## START Records to use

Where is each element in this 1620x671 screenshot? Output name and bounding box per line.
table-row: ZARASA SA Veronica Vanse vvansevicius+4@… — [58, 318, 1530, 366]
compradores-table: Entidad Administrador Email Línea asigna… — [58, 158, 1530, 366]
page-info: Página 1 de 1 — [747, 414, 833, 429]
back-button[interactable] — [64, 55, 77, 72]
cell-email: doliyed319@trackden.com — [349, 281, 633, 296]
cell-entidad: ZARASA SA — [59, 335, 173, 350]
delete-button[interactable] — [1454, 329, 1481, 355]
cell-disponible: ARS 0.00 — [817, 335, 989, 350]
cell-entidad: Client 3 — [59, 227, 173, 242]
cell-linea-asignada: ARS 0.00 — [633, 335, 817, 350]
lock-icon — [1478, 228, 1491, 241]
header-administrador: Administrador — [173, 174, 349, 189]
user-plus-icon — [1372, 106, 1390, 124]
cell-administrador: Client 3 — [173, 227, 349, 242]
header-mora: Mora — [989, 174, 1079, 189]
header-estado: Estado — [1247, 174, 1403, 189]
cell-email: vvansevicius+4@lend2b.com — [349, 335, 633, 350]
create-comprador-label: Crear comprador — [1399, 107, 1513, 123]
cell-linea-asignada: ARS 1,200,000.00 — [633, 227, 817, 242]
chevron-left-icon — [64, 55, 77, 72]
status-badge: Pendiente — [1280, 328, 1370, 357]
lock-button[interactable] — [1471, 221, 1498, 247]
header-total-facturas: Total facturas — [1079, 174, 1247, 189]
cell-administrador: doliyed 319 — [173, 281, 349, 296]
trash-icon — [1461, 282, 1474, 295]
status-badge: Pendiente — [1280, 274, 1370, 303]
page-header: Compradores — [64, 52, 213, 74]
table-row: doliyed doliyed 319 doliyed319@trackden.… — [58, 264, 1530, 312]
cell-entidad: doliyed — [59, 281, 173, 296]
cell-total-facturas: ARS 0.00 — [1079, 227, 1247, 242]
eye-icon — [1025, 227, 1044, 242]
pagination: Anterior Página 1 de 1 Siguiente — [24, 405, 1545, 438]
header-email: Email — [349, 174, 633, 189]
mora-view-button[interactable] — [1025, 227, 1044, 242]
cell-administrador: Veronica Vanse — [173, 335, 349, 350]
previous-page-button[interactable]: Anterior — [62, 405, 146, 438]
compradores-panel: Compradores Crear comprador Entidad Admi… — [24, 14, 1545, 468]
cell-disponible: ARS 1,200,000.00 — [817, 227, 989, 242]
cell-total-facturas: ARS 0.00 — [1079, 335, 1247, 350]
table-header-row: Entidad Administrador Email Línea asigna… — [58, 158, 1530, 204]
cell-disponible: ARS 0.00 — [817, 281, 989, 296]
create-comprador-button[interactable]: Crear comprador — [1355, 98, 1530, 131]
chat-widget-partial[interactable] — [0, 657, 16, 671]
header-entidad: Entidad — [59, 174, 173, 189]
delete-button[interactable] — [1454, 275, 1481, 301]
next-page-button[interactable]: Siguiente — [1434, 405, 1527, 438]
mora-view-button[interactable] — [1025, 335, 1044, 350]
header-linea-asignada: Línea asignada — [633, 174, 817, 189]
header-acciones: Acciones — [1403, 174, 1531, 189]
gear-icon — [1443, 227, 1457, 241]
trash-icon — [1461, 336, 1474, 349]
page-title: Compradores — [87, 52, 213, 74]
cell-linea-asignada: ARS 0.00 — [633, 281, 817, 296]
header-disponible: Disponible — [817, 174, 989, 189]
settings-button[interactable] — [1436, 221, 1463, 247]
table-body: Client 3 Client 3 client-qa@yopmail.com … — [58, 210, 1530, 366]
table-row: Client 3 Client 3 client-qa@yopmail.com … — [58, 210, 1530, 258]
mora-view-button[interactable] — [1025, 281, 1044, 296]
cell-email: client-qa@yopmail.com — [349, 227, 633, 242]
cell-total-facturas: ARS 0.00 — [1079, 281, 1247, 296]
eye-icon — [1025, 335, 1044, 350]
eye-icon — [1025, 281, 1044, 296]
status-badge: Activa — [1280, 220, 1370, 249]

## END Records to use

**Written request**
Retype every line of the records above without changing a single character.

**Final answer**
Where is each element in this 1620x671 screenshot? Output name and bounding box per line.
table-row: ZARASA SA Veronica Vanse vvansevicius+4@… — [58, 318, 1530, 366]
compradores-table: Entidad Administrador Email Línea asigna… — [58, 158, 1530, 366]
page-info: Página 1 de 1 — [747, 414, 833, 429]
back-button[interactable] — [64, 55, 77, 72]
cell-email: doliyed319@trackden.com — [349, 281, 633, 296]
cell-entidad: ZARASA SA — [59, 335, 173, 350]
delete-button[interactable] — [1454, 329, 1481, 355]
cell-disponible: ARS 0.00 — [817, 335, 989, 350]
cell-entidad: Client 3 — [59, 227, 173, 242]
cell-linea-asignada: ARS 0.00 — [633, 335, 817, 350]
lock-icon — [1478, 228, 1491, 241]
header-administrador: Administrador — [173, 174, 349, 189]
user-plus-icon — [1372, 106, 1390, 124]
cell-administrador: Client 3 — [173, 227, 349, 242]
header-mora: Mora — [989, 174, 1079, 189]
header-estado: Estado — [1247, 174, 1403, 189]
cell-email: vvansevicius+4@lend2b.com — [349, 335, 633, 350]
create-comprador-label: Crear comprador — [1399, 107, 1513, 123]
cell-linea-asignada: ARS 1,200,000.00 — [633, 227, 817, 242]
chevron-left-icon — [64, 55, 77, 72]
status-badge: Pendiente — [1280, 328, 1370, 357]
lock-button[interactable] — [1471, 221, 1498, 247]
header-total-facturas: Total facturas — [1079, 174, 1247, 189]
cell-administrador: doliyed 319 — [173, 281, 349, 296]
trash-icon — [1461, 282, 1474, 295]
status-badge: Pendiente — [1280, 274, 1370, 303]
page-header: Compradores — [64, 52, 213, 74]
table-row: doliyed doliyed 319 doliyed319@trackden.… — [58, 264, 1530, 312]
cell-entidad: doliyed — [59, 281, 173, 296]
cell-total-facturas: ARS 0.00 — [1079, 227, 1247, 242]
eye-icon — [1025, 227, 1044, 242]
pagination: Anterior Página 1 de 1 Siguiente — [24, 405, 1545, 438]
header-email: Email — [349, 174, 633, 189]
mora-view-button[interactable] — [1025, 227, 1044, 242]
cell-administrador: Veronica Vanse — [173, 335, 349, 350]
previous-page-button[interactable]: Anterior — [62, 405, 146, 438]
compradores-panel: Compradores Crear comprador Entidad Admi… — [24, 14, 1545, 468]
cell-disponible: ARS 1,200,000.00 — [817, 227, 989, 242]
cell-total-facturas: ARS 0.00 — [1079, 335, 1247, 350]
table-header-row: Entidad Administrador Email Línea asigna… — [58, 158, 1530, 204]
cell-disponible: ARS 0.00 — [817, 281, 989, 296]
create-comprador-button[interactable]: Crear comprador — [1355, 98, 1530, 131]
chat-widget-partial[interactable] — [0, 657, 16, 671]
header-entidad: Entidad — [59, 174, 173, 189]
delete-button[interactable] — [1454, 275, 1481, 301]
next-page-button[interactable]: Siguiente — [1434, 405, 1527, 438]
mora-view-button[interactable] — [1025, 335, 1044, 350]
header-linea-asignada: Línea asignada — [633, 174, 817, 189]
header-acciones: Acciones — [1403, 174, 1531, 189]
gear-icon — [1443, 227, 1457, 241]
trash-icon — [1461, 336, 1474, 349]
page-title: Compradores — [87, 52, 213, 74]
cell-linea-asignada: ARS 0.00 — [633, 281, 817, 296]
header-disponible: Disponible — [817, 174, 989, 189]
settings-button[interactable] — [1436, 221, 1463, 247]
table-body: Client 3 Client 3 client-qa@yopmail.com … — [58, 210, 1530, 366]
table-row: Client 3 Client 3 client-qa@yopmail.com … — [58, 210, 1530, 258]
mora-view-button[interactable] — [1025, 281, 1044, 296]
cell-email: client-qa@yopmail.com — [349, 227, 633, 242]
cell-total-facturas: ARS 0.00 — [1079, 281, 1247, 296]
eye-icon — [1025, 335, 1044, 350]
eye-icon — [1025, 281, 1044, 296]
status-badge: Activa — [1280, 220, 1370, 249]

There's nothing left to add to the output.